### Information shown
- - -

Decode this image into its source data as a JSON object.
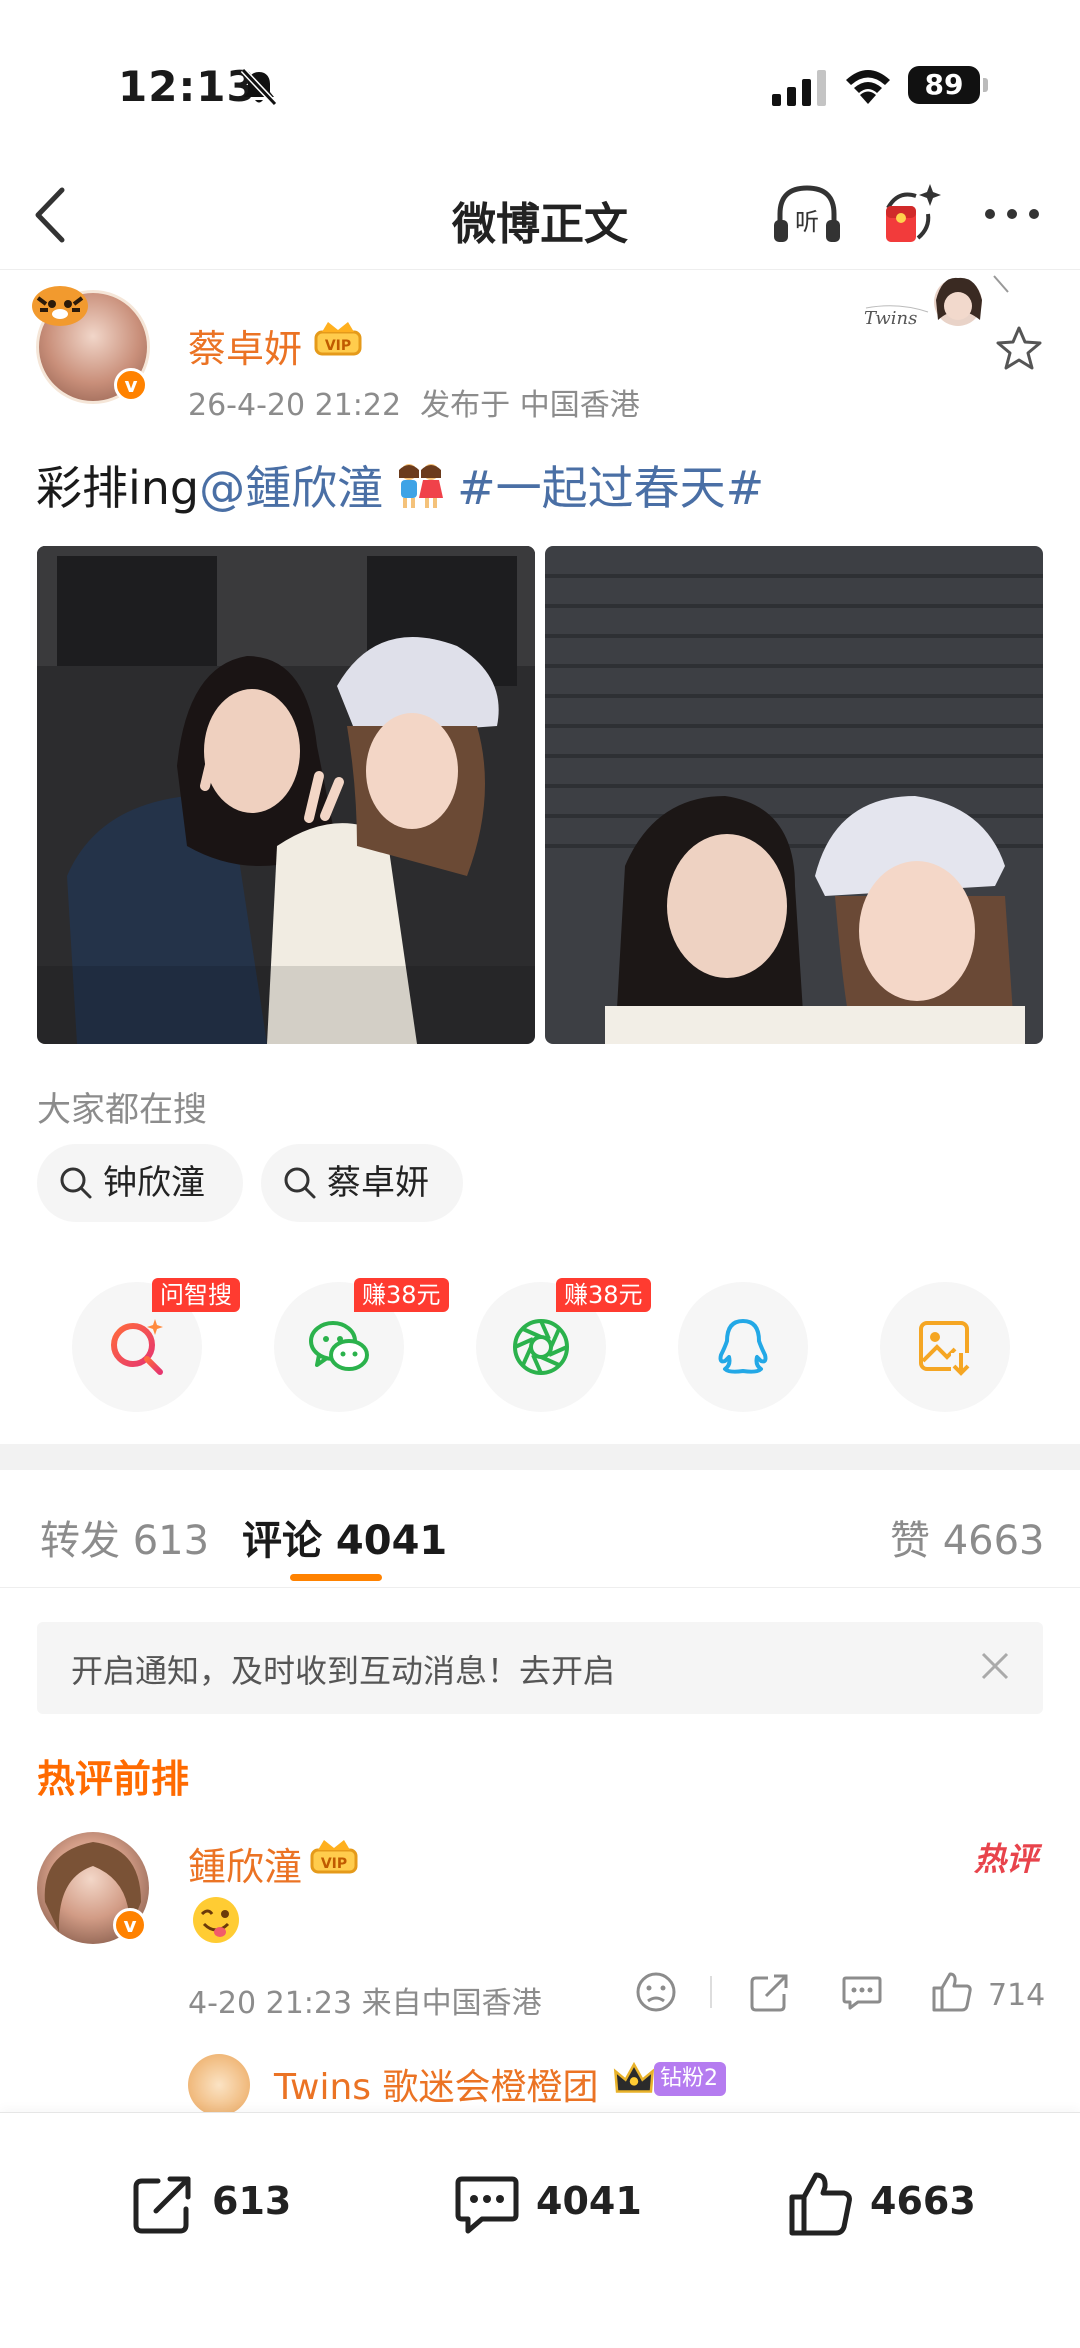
{
  "status_bar": {
    "time": "12:13",
    "battery": "89"
  },
  "nav": {
    "title": "微博正文",
    "listen_label": "听"
  },
  "post": {
    "author": "蔡卓妍",
    "timestamp": "26-4-20 21:22",
    "location": "发布于 中国香港",
    "text_prefix": "彩排ing",
    "mention": "@鍾欣潼",
    "topic": "#一起过春天#",
    "twins_badge_text": "Twins"
  },
  "search": {
    "label": "大家都在搜",
    "chips": [
      "钟欣潼",
      "蔡卓妍"
    ]
  },
  "share_tags": {
    "zhisou": "问智搜",
    "wechat": "赚38元",
    "moments": "赚38元"
  },
  "tabs": {
    "repost": "转发 613",
    "comment": "评论 4041",
    "like": "赞 4663"
  },
  "notice": {
    "text": "开启通知，及时收到互动消息！去开启"
  },
  "hot_comments": {
    "title": "热评前排",
    "comment": {
      "author": "鍾欣潼",
      "hot_tag": "热评",
      "meta": "4-20 21:23 来自中国香港",
      "likes": "714"
    },
    "reply": {
      "author": "Twins 歌迷会橙橙团",
      "fan_tag": "钻粉2"
    }
  },
  "bottom_bar": {
    "repost_count": "613",
    "comment_count": "4041",
    "like_count": "4663"
  },
  "colors": {
    "accent": "#ff8200",
    "name_orange": "#eb7324",
    "link_blue": "#4a6fa5",
    "hot_red": "#e8434b"
  }
}
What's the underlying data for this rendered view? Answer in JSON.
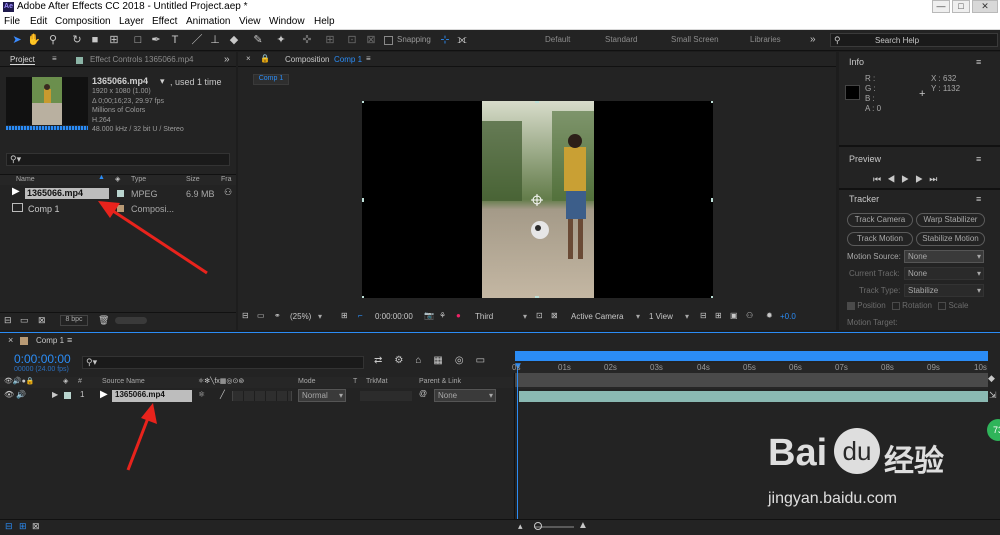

- - -

### Stated goal
Copy the data character for character, but drop all pictures from the copy.

### Reply to the exercise
Decode this image into its source data as a JSON object.
{
  "status_bar": {
    "time": "12:13",
    "battery": "89"
  },
  "nav": {
    "title": "微博正文",
    "listen_label": "听"
  },
  "post": {
    "author": "蔡卓妍",
    "timestamp": "26-4-20 21:22",
    "location": "发布于 中国香港",
    "text_prefix": "彩排ing",
    "mention": "@鍾欣潼",
    "topic": "#一起过春天#",
    "twins_badge_text": "Twins"
  },
  "search": {
    "label": "大家都在搜",
    "chips": [
      "钟欣潼",
      "蔡卓妍"
    ]
  },
  "share_tags": {
    "zhisou": "问智搜",
    "wechat": "赚38元",
    "moments": "赚38元"
  },
  "tabs": {
    "repost": "转发 613",
    "comment": "评论 4041",
    "like": "赞 4663"
  },
  "notice": {
    "text": "开启通知，及时收到互动消息！去开启"
  },
  "hot_comments": {
    "title": "热评前排",
    "comment": {
      "author": "鍾欣潼",
      "hot_tag": "热评",
      "meta": "4-20 21:23 来自中国香港",
      "likes": "714"
    },
    "reply": {
      "author": "Twins 歌迷会橙橙团",
      "fan_tag": "钻粉2"
    }
  },
  "bottom_bar": {
    "repost_count": "613",
    "comment_count": "4041",
    "like_count": "4663"
  },
  "colors": {
    "accent": "#ff8200",
    "name_orange": "#eb7324",
    "link_blue": "#4a6fa5",
    "hot_red": "#e8434b"
  }
}
What's the underlying data for this rendered view? Answer in JSON.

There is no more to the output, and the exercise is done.